Ausgangstext:
>>>>>

Die ICCT betont hingegen, dass sie mit ihrer Studie nicht einzelne Fahrzeughersteller anprangern möchte. Der NEFZ-Fahrzyklus sei ursprünglich nicht dafür entwickelt worden, Kraftstoffverbrauch oder CO2-Emissionen zu ermitteln, sondern zum Messen von Luftschadstoffen. Er enthalte Flexibilitäten, die genutzt werden könnten, um im Test einen unrealistisch niedrigen Kraftstoffverbrauch zu erzielen. Es scheine, als ob Fahrzeughersteller - im Rahmen der legalen Möglichkeiten - diese Flexibilitäten in zunehmendem Maße ausnutzen, so der ICCT.

<<<<<

[Extrahierte Dateneinträge]
>>>>>

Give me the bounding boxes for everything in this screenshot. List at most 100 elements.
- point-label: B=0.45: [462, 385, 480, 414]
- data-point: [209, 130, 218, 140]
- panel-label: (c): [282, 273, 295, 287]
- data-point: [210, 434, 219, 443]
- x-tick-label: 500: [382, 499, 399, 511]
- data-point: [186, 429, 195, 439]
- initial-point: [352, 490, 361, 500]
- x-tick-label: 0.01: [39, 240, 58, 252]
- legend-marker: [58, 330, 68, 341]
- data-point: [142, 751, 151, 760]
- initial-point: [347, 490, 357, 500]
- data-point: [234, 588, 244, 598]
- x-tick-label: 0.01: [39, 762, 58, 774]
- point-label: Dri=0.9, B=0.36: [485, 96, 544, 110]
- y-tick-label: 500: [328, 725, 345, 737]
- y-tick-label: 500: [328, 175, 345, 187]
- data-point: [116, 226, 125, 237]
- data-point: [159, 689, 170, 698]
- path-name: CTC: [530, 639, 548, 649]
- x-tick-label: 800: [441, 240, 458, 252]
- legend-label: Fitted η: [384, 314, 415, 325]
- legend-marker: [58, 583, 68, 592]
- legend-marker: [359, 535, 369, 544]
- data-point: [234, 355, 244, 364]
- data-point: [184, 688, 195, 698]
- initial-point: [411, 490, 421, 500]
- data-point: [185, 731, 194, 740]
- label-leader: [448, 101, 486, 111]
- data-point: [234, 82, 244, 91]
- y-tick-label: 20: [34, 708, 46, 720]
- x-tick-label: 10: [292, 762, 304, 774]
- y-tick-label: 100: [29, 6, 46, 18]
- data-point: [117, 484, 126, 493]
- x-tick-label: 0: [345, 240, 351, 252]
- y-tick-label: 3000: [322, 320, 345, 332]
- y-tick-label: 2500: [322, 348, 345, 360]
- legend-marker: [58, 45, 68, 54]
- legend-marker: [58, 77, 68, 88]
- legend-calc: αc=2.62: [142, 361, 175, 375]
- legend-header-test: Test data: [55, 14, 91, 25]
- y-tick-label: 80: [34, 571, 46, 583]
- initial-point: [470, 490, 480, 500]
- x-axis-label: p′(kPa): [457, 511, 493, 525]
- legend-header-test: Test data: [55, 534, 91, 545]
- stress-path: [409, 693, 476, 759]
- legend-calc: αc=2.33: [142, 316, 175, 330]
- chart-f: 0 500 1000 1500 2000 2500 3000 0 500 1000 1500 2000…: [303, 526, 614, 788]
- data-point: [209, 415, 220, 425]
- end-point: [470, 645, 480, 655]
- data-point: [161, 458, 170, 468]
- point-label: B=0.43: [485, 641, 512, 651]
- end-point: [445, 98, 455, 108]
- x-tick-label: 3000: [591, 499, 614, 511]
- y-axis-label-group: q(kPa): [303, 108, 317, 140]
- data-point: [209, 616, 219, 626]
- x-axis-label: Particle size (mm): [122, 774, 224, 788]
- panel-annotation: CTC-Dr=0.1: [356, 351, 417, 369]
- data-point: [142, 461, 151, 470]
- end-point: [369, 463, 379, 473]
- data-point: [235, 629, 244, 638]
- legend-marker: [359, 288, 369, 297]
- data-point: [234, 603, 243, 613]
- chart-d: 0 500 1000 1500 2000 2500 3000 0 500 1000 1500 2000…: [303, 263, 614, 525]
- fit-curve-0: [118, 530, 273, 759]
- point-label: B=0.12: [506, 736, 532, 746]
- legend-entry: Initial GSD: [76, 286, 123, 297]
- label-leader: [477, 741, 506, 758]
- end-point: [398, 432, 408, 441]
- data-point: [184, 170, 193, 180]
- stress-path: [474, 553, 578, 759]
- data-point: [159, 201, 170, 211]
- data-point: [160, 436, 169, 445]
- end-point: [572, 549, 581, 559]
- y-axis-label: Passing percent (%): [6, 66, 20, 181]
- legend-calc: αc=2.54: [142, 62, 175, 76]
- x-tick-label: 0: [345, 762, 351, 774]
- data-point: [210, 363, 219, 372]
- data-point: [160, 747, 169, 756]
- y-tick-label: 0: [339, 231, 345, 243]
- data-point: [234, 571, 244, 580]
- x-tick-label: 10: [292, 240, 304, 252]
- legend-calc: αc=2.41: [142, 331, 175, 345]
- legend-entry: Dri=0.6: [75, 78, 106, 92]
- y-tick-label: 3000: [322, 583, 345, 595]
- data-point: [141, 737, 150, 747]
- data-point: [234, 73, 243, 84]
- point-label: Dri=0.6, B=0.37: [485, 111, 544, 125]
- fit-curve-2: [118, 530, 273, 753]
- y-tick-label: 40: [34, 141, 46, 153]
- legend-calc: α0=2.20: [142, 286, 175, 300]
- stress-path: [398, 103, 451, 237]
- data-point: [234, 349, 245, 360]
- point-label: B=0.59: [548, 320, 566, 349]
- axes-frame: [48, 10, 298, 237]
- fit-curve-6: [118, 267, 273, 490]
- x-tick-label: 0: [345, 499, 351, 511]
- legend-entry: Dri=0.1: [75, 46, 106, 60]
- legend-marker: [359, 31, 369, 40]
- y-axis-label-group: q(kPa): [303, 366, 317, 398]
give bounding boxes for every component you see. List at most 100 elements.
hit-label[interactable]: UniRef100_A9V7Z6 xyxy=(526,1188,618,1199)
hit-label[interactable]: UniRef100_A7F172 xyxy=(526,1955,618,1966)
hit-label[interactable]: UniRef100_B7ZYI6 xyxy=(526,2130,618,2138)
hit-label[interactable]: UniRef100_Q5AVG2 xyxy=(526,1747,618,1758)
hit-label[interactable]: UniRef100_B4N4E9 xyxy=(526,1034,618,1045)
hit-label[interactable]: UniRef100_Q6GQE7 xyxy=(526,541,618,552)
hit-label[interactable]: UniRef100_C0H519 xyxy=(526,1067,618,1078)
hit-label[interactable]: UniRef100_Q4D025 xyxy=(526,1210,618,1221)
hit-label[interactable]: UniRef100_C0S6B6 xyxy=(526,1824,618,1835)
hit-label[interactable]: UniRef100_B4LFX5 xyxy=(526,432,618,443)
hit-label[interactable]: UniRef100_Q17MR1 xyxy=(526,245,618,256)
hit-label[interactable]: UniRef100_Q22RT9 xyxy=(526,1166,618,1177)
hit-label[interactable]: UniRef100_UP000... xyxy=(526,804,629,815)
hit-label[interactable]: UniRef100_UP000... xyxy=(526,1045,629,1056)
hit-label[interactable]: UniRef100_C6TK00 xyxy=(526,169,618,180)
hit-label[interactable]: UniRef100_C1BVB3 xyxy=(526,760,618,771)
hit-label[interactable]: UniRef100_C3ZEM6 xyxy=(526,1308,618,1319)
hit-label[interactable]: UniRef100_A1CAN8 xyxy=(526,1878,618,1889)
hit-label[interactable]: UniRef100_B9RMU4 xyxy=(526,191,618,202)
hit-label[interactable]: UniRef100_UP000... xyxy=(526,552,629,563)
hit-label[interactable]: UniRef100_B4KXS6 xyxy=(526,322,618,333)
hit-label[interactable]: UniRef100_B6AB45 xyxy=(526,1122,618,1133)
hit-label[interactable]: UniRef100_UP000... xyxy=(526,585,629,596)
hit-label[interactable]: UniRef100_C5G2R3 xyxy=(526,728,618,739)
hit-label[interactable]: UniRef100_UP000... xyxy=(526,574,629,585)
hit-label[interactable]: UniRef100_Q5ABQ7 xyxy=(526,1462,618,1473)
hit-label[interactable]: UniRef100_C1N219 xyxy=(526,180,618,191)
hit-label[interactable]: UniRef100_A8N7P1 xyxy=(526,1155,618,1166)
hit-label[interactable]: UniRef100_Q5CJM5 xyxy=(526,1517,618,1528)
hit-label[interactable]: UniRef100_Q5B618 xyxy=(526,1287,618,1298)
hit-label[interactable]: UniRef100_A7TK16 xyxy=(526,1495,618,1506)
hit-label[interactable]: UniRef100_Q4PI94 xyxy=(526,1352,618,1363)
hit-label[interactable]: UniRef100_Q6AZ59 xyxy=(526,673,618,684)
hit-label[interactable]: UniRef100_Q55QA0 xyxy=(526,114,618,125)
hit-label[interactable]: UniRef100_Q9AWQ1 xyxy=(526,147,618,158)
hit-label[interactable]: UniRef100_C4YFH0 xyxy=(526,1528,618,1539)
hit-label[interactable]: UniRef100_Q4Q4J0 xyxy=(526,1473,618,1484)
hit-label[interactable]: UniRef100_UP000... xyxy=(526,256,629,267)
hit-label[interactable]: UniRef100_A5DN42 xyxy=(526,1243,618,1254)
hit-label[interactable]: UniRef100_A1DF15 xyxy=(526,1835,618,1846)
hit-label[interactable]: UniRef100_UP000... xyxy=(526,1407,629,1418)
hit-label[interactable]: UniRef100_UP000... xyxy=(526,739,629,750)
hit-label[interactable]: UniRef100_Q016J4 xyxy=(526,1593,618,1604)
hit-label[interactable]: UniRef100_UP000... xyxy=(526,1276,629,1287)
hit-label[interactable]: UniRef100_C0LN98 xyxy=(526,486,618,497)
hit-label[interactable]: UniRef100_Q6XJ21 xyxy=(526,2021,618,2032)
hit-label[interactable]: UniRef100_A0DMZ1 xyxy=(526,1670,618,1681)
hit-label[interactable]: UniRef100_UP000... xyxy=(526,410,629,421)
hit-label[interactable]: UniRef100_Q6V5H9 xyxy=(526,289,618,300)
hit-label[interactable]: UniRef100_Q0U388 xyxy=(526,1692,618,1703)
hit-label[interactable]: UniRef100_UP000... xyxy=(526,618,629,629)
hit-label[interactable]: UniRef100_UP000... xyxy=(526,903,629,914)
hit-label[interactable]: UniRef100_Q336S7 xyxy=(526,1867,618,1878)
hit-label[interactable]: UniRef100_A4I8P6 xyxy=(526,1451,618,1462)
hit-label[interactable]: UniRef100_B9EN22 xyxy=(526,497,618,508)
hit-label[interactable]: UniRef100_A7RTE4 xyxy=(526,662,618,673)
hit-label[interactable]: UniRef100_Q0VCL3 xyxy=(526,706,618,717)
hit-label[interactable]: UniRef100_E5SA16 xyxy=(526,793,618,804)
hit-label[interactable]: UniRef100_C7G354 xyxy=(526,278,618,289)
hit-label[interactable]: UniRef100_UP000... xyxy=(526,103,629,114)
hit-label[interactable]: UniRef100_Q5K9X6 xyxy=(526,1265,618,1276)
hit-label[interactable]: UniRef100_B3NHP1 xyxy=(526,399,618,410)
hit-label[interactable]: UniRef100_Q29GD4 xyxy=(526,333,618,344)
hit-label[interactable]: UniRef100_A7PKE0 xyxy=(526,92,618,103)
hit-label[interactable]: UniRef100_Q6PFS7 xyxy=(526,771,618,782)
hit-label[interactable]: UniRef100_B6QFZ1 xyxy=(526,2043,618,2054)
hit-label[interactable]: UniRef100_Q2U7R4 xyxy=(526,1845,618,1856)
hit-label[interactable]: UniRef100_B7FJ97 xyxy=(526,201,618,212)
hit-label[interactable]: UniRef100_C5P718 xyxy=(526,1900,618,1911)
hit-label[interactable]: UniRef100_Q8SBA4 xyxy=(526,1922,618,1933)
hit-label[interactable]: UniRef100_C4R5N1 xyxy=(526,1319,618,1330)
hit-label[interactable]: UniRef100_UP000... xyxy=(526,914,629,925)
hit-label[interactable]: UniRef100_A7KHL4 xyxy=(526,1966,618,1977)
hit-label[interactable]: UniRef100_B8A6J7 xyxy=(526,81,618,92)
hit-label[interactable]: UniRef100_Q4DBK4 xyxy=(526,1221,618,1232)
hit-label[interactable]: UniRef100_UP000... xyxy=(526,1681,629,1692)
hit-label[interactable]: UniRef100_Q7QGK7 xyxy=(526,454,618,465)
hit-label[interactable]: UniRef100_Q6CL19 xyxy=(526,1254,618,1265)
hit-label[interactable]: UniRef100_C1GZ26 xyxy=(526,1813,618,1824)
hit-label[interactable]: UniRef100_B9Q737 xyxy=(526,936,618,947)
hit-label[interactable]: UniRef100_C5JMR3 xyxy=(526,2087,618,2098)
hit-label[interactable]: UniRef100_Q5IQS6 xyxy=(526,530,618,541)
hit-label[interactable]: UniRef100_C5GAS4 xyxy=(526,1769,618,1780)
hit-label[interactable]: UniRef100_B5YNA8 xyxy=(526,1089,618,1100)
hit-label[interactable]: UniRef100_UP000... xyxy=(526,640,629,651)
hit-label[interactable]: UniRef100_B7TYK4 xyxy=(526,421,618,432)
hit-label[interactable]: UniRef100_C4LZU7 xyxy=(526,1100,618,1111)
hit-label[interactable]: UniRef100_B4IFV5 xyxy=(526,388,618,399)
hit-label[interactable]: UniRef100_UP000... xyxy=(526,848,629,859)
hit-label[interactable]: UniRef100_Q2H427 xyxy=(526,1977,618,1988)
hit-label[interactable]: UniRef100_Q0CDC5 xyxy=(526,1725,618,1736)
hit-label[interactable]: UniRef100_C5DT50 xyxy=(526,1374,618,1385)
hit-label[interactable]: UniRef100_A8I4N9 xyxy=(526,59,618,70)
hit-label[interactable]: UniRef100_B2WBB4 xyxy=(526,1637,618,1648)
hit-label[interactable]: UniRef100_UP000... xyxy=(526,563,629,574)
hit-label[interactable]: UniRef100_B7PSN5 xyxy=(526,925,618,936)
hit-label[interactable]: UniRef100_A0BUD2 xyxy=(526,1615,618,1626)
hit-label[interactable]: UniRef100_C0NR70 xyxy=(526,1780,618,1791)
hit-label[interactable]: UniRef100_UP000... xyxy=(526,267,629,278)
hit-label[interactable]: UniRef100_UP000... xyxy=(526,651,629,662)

<<<<<

Arbeitsanweisung: Geben Sie den Ausgangstext über die NEFZ-Studie des ICCT vollständig und wortgetreu wieder.

Ihre Lösung:
Die ICCT betont hingegen, dass sie mit ihrer Studie nicht einzelne Fahrzeughersteller anprangern möchte. Der NEFZ-Fahrzyklus sei ursprünglich nicht dafür entwickelt worden, Kraftstoffverbrauch oder CO2-Emissionen zu ermitteln, sondern zum Messen von Luftschadstoffen. Er enthalte Flexibilitäten, die genutzt werden könnten, um im Test einen unrealistisch niedrigen Kraftstoffverbrauch zu erzielen. Es scheine, als ob Fahrzeughersteller - im Rahmen der legalen Möglichkeiten - diese Flexibilitäten in zunehmendem Maße ausnutzen, so der ICCT.